→ **Do this**: Pick out all lines in the listing holding the string "contar" and copy them.

→ **Data provided**:
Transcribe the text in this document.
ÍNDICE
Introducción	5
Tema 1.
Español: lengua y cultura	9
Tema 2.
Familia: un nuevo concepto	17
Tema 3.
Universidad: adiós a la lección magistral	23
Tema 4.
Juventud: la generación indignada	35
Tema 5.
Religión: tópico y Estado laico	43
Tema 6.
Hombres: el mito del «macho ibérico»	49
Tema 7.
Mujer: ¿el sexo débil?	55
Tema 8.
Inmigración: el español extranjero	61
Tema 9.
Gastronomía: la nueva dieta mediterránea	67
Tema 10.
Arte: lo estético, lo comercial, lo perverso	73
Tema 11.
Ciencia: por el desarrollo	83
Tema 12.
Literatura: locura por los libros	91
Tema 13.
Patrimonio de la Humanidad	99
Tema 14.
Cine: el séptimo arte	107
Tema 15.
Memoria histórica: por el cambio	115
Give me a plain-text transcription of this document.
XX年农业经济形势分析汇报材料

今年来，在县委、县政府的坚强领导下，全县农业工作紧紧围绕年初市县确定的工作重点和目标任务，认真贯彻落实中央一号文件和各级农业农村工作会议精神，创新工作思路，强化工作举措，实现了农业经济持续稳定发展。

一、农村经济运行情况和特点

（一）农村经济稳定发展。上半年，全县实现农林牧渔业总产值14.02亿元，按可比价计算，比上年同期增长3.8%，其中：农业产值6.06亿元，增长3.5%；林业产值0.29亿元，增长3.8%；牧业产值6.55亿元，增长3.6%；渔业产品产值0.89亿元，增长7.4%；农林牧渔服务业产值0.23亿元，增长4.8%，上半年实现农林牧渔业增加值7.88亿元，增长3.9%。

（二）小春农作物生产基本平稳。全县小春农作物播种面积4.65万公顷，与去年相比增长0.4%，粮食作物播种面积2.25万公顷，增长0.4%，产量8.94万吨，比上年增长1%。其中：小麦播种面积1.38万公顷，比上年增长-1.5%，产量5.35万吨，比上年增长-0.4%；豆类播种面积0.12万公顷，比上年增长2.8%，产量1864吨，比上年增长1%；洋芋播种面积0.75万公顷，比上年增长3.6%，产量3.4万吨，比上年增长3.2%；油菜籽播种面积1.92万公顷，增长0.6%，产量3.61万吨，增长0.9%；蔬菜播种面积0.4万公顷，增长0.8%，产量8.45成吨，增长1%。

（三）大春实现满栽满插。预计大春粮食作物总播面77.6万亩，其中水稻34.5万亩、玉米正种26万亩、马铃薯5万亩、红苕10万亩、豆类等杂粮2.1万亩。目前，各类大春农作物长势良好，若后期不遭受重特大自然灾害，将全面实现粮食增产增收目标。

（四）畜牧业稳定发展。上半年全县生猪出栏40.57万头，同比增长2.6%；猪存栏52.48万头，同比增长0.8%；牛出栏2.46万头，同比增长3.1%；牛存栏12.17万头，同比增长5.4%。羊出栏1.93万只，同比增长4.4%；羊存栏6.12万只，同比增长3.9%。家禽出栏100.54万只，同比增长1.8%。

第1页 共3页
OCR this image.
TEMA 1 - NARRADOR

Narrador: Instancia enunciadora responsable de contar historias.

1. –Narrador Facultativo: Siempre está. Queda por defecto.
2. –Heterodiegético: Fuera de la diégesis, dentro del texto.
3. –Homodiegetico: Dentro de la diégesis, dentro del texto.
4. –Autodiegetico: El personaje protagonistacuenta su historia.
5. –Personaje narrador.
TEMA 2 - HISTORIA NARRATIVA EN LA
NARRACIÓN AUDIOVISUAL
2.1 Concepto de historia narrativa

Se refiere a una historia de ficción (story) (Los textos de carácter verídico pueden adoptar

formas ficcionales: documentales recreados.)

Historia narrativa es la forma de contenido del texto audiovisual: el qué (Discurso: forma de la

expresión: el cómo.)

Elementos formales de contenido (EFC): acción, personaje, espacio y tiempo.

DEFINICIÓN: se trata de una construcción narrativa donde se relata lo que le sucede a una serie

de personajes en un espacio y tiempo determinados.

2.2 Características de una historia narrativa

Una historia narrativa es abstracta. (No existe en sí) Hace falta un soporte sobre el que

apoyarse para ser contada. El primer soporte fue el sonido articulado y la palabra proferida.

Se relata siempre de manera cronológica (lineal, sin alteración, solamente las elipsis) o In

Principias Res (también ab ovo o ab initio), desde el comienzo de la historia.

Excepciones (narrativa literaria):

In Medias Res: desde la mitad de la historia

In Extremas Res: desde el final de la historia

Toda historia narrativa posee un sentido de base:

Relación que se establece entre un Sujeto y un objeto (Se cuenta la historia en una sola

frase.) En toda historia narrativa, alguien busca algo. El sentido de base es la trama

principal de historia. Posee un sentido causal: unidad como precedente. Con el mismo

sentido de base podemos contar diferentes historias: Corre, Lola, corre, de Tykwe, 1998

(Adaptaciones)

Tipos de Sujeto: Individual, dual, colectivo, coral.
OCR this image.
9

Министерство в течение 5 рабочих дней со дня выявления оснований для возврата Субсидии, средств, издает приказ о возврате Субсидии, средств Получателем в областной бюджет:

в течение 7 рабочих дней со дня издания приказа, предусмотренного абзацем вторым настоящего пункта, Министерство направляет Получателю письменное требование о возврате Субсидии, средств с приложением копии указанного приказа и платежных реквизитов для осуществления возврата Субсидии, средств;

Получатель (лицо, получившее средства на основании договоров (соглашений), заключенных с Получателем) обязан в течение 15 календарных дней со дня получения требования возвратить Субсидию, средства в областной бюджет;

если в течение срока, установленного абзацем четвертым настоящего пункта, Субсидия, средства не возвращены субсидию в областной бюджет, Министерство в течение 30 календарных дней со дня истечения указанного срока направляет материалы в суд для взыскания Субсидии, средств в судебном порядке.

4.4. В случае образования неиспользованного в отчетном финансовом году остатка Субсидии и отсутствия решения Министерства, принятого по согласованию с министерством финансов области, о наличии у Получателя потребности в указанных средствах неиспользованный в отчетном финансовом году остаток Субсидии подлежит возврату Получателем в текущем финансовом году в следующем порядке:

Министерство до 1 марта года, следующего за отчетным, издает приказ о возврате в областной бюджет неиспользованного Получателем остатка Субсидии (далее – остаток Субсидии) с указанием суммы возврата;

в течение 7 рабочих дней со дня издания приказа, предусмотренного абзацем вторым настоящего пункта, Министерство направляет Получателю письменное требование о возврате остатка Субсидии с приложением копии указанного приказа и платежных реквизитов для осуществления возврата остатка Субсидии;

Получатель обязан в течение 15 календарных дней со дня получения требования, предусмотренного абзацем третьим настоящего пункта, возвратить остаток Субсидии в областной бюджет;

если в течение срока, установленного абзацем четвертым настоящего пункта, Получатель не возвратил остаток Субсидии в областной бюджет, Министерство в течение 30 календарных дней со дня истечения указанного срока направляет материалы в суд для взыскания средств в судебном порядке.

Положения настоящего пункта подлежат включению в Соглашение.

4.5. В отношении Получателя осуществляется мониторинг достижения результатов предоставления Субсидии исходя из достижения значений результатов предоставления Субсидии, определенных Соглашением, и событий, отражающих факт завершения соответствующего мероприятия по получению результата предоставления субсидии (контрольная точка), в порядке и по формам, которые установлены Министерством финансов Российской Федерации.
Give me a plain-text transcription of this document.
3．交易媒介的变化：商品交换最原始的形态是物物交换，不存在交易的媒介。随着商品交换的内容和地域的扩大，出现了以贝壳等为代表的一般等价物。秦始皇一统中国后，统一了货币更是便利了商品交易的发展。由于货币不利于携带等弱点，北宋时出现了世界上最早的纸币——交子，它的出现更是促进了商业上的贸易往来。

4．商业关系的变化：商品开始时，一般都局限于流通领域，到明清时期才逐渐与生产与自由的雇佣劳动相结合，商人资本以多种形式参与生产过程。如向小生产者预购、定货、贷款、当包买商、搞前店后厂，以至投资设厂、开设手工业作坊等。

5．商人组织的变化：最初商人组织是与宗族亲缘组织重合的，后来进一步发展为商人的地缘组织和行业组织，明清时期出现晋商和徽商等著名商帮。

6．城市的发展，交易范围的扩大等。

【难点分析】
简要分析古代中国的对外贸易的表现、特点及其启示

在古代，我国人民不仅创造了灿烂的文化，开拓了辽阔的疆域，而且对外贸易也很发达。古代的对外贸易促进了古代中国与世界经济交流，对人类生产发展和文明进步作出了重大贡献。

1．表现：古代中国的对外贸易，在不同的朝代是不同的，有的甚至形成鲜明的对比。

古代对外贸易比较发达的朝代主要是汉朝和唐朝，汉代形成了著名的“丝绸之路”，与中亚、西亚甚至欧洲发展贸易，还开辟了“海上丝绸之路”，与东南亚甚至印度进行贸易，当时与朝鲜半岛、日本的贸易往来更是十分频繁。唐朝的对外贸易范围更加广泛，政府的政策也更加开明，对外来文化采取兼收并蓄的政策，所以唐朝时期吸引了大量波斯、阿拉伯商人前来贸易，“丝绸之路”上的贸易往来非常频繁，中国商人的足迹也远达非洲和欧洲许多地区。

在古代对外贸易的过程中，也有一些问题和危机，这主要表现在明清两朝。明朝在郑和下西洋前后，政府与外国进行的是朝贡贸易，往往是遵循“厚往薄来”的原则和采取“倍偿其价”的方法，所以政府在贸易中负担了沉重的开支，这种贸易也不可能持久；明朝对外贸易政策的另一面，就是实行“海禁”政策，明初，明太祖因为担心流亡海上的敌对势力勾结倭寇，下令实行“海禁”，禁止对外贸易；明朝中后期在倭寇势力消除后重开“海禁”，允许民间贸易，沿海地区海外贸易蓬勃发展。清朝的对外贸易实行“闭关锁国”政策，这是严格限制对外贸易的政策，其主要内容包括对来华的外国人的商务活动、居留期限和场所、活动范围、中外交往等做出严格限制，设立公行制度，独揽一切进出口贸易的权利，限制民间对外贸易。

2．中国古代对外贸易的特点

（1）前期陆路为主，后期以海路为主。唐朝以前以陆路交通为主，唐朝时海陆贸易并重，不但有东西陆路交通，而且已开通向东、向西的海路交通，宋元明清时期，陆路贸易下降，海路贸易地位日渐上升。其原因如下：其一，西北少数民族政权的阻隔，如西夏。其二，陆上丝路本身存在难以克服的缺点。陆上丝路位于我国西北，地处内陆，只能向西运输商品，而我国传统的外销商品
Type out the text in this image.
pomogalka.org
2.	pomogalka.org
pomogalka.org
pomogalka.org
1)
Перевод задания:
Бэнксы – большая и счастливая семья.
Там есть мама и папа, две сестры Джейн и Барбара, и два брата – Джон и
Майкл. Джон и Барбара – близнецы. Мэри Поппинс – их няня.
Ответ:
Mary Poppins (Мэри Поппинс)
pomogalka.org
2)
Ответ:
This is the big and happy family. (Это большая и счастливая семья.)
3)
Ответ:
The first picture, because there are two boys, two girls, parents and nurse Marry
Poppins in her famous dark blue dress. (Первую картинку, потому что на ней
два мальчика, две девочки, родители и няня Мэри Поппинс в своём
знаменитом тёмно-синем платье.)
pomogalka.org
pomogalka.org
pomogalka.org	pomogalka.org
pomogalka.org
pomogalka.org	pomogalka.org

→ **In response**:
Narrador: Instancia enunciadora responsable de contar historias.
sentido de base podemos contar diferentes historias: Corre, Lola, corre, de Tykwe, 1998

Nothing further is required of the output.